(Source data)
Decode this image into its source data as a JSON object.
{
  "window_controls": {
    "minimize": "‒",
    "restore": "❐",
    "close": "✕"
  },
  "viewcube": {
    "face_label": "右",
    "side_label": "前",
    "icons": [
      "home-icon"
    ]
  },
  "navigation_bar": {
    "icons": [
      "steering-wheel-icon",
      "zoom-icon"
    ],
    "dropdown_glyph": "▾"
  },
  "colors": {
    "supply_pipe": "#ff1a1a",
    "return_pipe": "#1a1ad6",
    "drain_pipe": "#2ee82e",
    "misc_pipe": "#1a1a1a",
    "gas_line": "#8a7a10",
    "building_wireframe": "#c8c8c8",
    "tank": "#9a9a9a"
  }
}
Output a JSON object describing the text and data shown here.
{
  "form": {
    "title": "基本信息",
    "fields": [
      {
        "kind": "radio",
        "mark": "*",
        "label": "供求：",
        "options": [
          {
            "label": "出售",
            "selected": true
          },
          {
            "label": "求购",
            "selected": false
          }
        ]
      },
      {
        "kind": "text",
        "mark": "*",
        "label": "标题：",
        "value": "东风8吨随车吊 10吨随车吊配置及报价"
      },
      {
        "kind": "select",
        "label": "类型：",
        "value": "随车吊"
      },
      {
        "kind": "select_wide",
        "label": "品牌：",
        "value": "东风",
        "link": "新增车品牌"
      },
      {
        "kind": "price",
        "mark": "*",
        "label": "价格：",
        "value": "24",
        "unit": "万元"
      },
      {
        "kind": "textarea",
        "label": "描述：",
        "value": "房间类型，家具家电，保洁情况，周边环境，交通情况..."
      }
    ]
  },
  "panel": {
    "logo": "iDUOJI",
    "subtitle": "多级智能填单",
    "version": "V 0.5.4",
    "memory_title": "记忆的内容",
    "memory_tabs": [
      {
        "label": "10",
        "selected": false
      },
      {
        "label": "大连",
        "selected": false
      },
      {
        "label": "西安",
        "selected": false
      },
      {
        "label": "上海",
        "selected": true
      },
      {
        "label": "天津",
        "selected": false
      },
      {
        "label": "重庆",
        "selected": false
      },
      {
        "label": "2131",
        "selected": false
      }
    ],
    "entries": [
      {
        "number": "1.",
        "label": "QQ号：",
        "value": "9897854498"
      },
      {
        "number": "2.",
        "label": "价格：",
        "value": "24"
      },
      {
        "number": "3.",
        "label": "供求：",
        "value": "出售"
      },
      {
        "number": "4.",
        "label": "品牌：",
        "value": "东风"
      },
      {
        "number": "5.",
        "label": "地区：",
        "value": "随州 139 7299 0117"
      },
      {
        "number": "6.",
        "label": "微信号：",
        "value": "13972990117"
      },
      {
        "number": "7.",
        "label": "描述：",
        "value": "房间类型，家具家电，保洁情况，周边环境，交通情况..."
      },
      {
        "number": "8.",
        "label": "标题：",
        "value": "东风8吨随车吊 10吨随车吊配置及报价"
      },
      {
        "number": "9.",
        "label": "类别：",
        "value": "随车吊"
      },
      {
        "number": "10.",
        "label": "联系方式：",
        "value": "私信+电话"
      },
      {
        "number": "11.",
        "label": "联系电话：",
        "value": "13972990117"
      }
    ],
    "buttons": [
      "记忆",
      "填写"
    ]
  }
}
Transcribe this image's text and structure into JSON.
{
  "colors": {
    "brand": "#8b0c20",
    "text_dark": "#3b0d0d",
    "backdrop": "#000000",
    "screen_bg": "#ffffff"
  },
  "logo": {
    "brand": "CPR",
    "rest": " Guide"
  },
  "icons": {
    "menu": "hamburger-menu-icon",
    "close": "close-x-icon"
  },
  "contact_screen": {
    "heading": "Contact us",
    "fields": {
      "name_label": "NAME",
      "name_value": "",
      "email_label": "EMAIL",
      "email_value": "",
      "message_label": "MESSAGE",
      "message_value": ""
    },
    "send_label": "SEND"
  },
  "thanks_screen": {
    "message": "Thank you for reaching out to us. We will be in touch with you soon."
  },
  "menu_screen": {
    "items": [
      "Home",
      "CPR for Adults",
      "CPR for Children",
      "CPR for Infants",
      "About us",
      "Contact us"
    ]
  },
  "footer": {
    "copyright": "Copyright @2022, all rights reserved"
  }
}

### What is expected
Produce an exact copy of all the records.

### Worked solution
Decode this image into its source data as a JSON object.
{
  "window_controls": {
    "minimize": "‒",
    "restore": "❐",
    "close": "✕"
  },
  "viewcube": {
    "face_label": "右",
    "side_label": "前",
    "icons": [
      "home-icon"
    ]
  },
  "navigation_bar": {
    "icons": [
      "steering-wheel-icon",
      "zoom-icon"
    ],
    "dropdown_glyph": "▾"
  },
  "colors": {
    "supply_pipe": "#ff1a1a",
    "return_pipe": "#1a1ad6",
    "drain_pipe": "#2ee82e",
    "misc_pipe": "#1a1a1a",
    "gas_line": "#8a7a10",
    "building_wireframe": "#c8c8c8",
    "tank": "#9a9a9a"
  }
}
Output a JSON object describing the text and data shown here.
{
  "form": {
    "title": "基本信息",
    "fields": [
      {
        "kind": "radio",
        "mark": "*",
        "label": "供求：",
        "options": [
          {
            "label": "出售",
            "selected": true
          },
          {
            "label": "求购",
            "selected": false
          }
        ]
      },
      {
        "kind": "text",
        "mark": "*",
        "label": "标题：",
        "value": "东风8吨随车吊 10吨随车吊配置及报价"
      },
      {
        "kind": "select",
        "label": "类型：",
        "value": "随车吊"
      },
      {
        "kind": "select_wide",
        "label": "品牌：",
        "value": "东风",
        "link": "新增车品牌"
      },
      {
        "kind": "price",
        "mark": "*",
        "label": "价格：",
        "value": "24",
        "unit": "万元"
      },
      {
        "kind": "textarea",
        "label": "描述：",
        "value": "房间类型，家具家电，保洁情况，周边环境，交通情况..."
      }
    ]
  },
  "panel": {
    "logo": "iDUOJI",
    "subtitle": "多级智能填单",
    "version": "V 0.5.4",
    "memory_title": "记忆的内容",
    "memory_tabs": [
      {
        "label": "10",
        "selected": false
      },
      {
        "label": "大连",
        "selected": false
      },
      {
        "label": "西安",
        "selected": false
      },
      {
        "label": "上海",
        "selected": true
      },
      {
        "label": "天津",
        "selected": false
      },
      {
        "label": "重庆",
        "selected": false
      },
      {
        "label": "2131",
        "selected": false
      }
    ],
    "entries": [
      {
        "number": "1.",
        "label": "QQ号：",
        "value": "9897854498"
      },
      {
        "number": "2.",
        "label": "价格：",
        "value": "24"
      },
      {
        "number": "3.",
        "label": "供求：",
        "value": "出售"
      },
      {
        "number": "4.",
        "label": "品牌：",
        "value": "东风"
      },
      {
        "number": "5.",
        "label": "地区：",
        "value": "随州 139 7299 0117"
      },
      {
        "number": "6.",
        "label": "微信号：",
        "value": "13972990117"
      },
      {
        "number": "7.",
        "label": "描述：",
        "value": "房间类型，家具家电，保洁情况，周边环境，交通情况..."
      },
      {
        "number": "8.",
        "label": "标题：",
        "value": "东风8吨随车吊 10吨随车吊配置及报价"
      },
      {
        "number": "9.",
        "label": "类别：",
        "value": "随车吊"
      },
      {
        "number": "10.",
        "label": "联系方式：",
        "value": "私信+电话"
      },
      {
        "number": "11.",
        "label": "联系电话：",
        "value": "13972990117"
      }
    ],
    "buttons": [
      "记忆",
      "填写"
    ]
  }
}
Transcribe this image's text and structure into JSON.
{
  "colors": {
    "brand": "#8b0c20",
    "text_dark": "#3b0d0d",
    "backdrop": "#000000",
    "screen_bg": "#ffffff"
  },
  "logo": {
    "brand": "CPR",
    "rest": " Guide"
  },
  "icons": {
    "menu": "hamburger-menu-icon",
    "close": "close-x-icon"
  },
  "contact_screen": {
    "heading": "Contact us",
    "fields": {
      "name_label": "NAME",
      "name_value": "",
      "email_label": "EMAIL",
      "email_value": "",
      "message_label": "MESSAGE",
      "message_value": ""
    },
    "send_label": "SEND"
  },
  "thanks_screen": {
    "message": "Thank you for reaching out to us. We will be in touch with you soon."
  },
  "menu_screen": {
    "items": [
      "Home",
      "CPR for Adults",
      "CPR for Children",
      "CPR for Infants",
      "About us",
      "Contact us"
    ]
  },
  "footer": {
    "copyright": "Copyright @2022, all rights reserved"
  }
}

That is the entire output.